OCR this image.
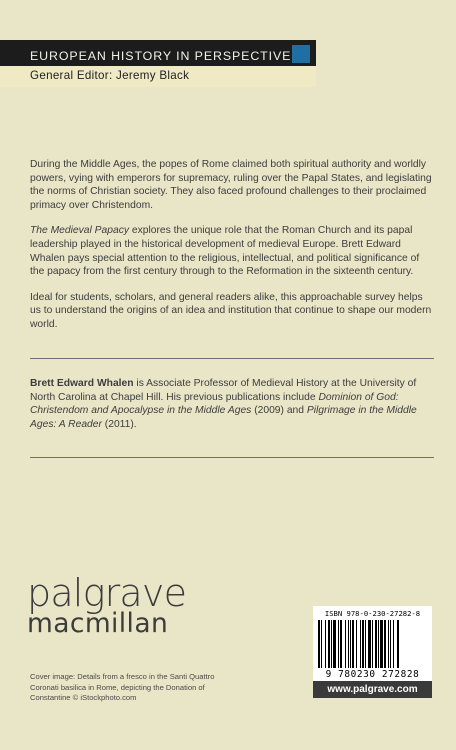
EUROPEAN HISTORY IN PERSPECTIVE
General Editor: Jeremy Black

During the Middle Ages, the popes of Rome claimed both spiritual authority and worldly powers, vying with emperors for supremacy, ruling over the Papal States, and legislating the norms of Christian society. They also faced profound challenges to their proclaimed primacy over Christendom.

The Medieval Papacy explores the unique role that the Roman Church and its papal leadership played in the historical development of medieval Europe. Brett Edward Whalen pays special attention to the religious, intellectual, and political significance of the papacy from the first century through to the Reformation in the sixteenth century.

Ideal for students, scholars, and general readers alike, this approachable survey helps us to understand the origins of an idea and institution that continue to shape our modern world.

Brett Edward Whalen is Associate Professor of Medieval History at the University of North Carolina at Chapel Hill. His previous publications include Dominion of God: Christendom and Apocalypse in the Middle Ages (2009) and Pilgrimage in the Middle Ages: A Reader (2011).

palgrave
macmillan
Cover image: Details from a fresco in the Santi Quattro Coronati basilica in Rome, depicting the Donation of Constantine © iStockphoto.com
ISBN 978-0-230-27282-8
9 780230 272828
www.palgrave.com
::::
SET TASK |
Copy all lines in the listing above where the string "Rome" appears.

REPLY |
During the Middle Ages, the popes of Rome claimed both spiritual authority and worldly powers, vying with emperors for supremacy, ruling over the Papal States, and legislating the norms of Christian society. They also faced profound challenges to their proclaimed primacy over Christendom.
Cover image: Details from a fresco in the Santi Quattro Coronati basilica in Rome, depicting the Donation of Constantine © iStockphoto.com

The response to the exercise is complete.